BRIEF → Search the records below for the word "Speed" and show every line where it occurs.

Excerpts from a figure dataset:

◇ ◇ ◇ ◇

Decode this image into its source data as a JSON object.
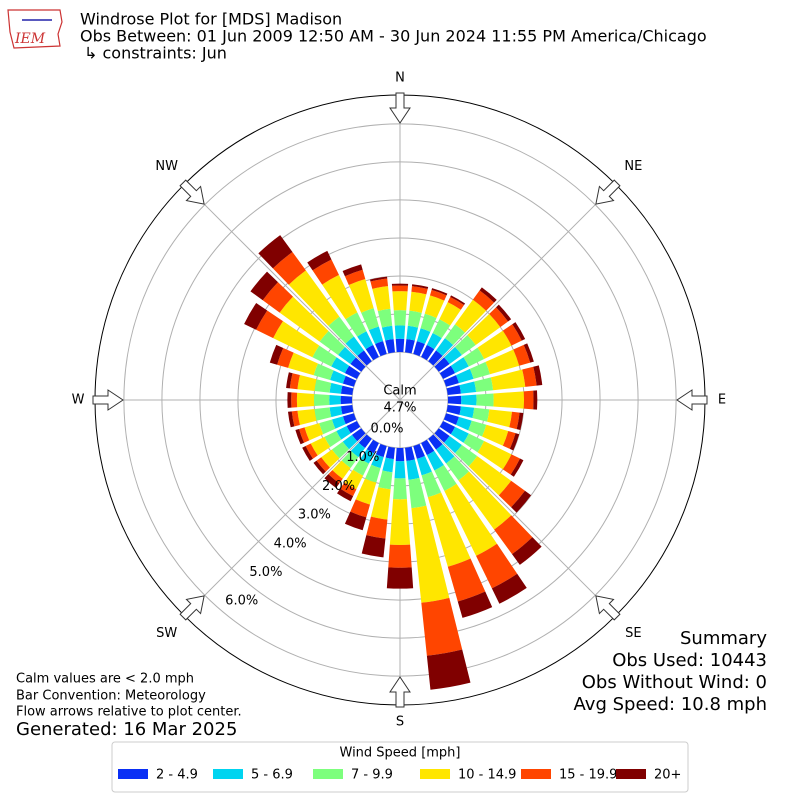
{
  "chart_data": {
    "type": "windrose",
    "title": "Windrose Plot for [MDS] Madison",
    "subtitle": "Obs Between: 01 Jun 2009 12:50 AM - 30 Jun 2024 11:55 PM America/Chicago",
    "constraints": "↳ constraints: Jun",
    "logo_text": "IEM",
    "x": [
      0,
      10,
      20,
      30,
      40,
      50,
      60,
      70,
      80,
      90,
      100,
      110,
      120,
      130,
      140,
      150,
      160,
      170,
      180,
      190,
      200,
      210,
      220,
      230,
      240,
      250,
      260,
      270,
      280,
      290,
      300,
      310,
      320,
      330,
      340,
      350
    ],
    "series": [
      {
        "name": "2 - 4.9",
        "color": "#0a2ff5",
        "values": [
          0.35,
          0.35,
          0.35,
          0.35,
          0.35,
          0.35,
          0.35,
          0.35,
          0.35,
          0.35,
          0.35,
          0.35,
          0.35,
          0.35,
          0.35,
          0.35,
          0.35,
          0.35,
          0.35,
          0.3,
          0.3,
          0.3,
          0.3,
          0.3,
          0.3,
          0.3,
          0.3,
          0.3,
          0.3,
          0.3,
          0.35,
          0.35,
          0.35,
          0.35,
          0.35,
          0.35
        ]
      },
      {
        "name": "5 - 6.9",
        "color": "#00d4f0",
        "values": [
          0.35,
          0.35,
          0.35,
          0.35,
          0.4,
          0.4,
          0.4,
          0.4,
          0.4,
          0.4,
          0.35,
          0.35,
          0.4,
          0.4,
          0.45,
          0.45,
          0.45,
          0.5,
          0.45,
          0.35,
          0.3,
          0.3,
          0.3,
          0.3,
          0.3,
          0.3,
          0.3,
          0.3,
          0.3,
          0.35,
          0.4,
          0.4,
          0.45,
          0.4,
          0.4,
          0.35
        ]
      },
      {
        "name": "7 - 9.9",
        "color": "#7dff7d",
        "values": [
          0.4,
          0.4,
          0.4,
          0.4,
          0.45,
          0.45,
          0.45,
          0.45,
          0.45,
          0.45,
          0.4,
          0.4,
          0.45,
          0.5,
          0.55,
          0.6,
          0.6,
          0.75,
          0.55,
          0.45,
          0.4,
          0.35,
          0.35,
          0.35,
          0.35,
          0.35,
          0.4,
          0.4,
          0.4,
          0.45,
          0.55,
          0.6,
          0.65,
          0.55,
          0.5,
          0.45
        ]
      },
      {
        "name": "10 - 14.9",
        "color": "#ffe600",
        "values": [
          0.5,
          0.5,
          0.5,
          0.5,
          0.8,
          0.8,
          0.8,
          0.8,
          0.85,
          0.8,
          0.6,
          0.6,
          0.8,
          1.1,
          1.6,
          1.9,
          1.9,
          2.5,
          1.2,
          0.8,
          0.6,
          0.4,
          0.35,
          0.35,
          0.4,
          0.4,
          0.45,
          0.45,
          0.45,
          0.7,
          1.15,
          1.3,
          1.5,
          1.1,
          0.8,
          0.6
        ]
      },
      {
        "name": "15 - 19.9",
        "color": "#ff4500",
        "values": [
          0.15,
          0.15,
          0.15,
          0.15,
          0.3,
          0.25,
          0.3,
          0.3,
          0.3,
          0.25,
          0.2,
          0.2,
          0.25,
          0.45,
          0.8,
          0.95,
          0.95,
          1.4,
          0.6,
          0.5,
          0.35,
          0.2,
          0.15,
          0.15,
          0.15,
          0.15,
          0.15,
          0.15,
          0.2,
          0.3,
          0.5,
          0.55,
          0.6,
          0.45,
          0.25,
          0.2
        ]
      },
      {
        "name": "20+",
        "color": "#800000",
        "values": [
          0.05,
          0.05,
          0.05,
          0.05,
          0.1,
          0.1,
          0.1,
          0.1,
          0.15,
          0.1,
          0.1,
          0.1,
          0.1,
          0.2,
          0.35,
          0.45,
          0.45,
          0.9,
          0.55,
          0.5,
          0.35,
          0.15,
          0.15,
          0.1,
          0.1,
          0.1,
          0.1,
          0.1,
          0.1,
          0.2,
          0.35,
          0.4,
          0.55,
          0.25,
          0.15,
          0.05
        ]
      }
    ],
    "ylim": [
      0,
      6.76
    ],
    "yticks": [
      {
        "value": 0,
        "label": "0.0%"
      },
      {
        "value": 1,
        "label": "1.0%"
      },
      {
        "value": 2,
        "label": "2.0%"
      },
      {
        "value": 3,
        "label": "3.0%"
      },
      {
        "value": 4,
        "label": "4.0%"
      },
      {
        "value": 5,
        "label": "5.0%"
      },
      {
        "value": 6,
        "label": "6.0%"
      }
    ],
    "grid": true,
    "compass_labels": [
      "N",
      "NE",
      "E",
      "SE",
      "S",
      "SW",
      "W",
      "NW"
    ],
    "calm_label": "Calm",
    "calm_value": {
      "value": 4.7,
      "label": "4.7%"
    },
    "notes": [
      "Calm values are < 2.0 mph",
      "Bar Convention: Meteorology",
      "Flow arrows relative to plot center."
    ],
    "generated": "Generated: 16 Mar 2025",
    "summary": [
      "Summary",
      "Obs Used: 10443",
      "Obs Without Wind: 0",
      "Avg Speed: 10.8 mph"
    ],
    "legend_title": "Wind Speed [mph]",
    "legend": "bottom"
  }
}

◇ ◇ ◇ ◇

ANSWER TO THE TASK →
      "Avg Speed: 10.8 mph"
    "legend_title": "Wind Speed [mph]",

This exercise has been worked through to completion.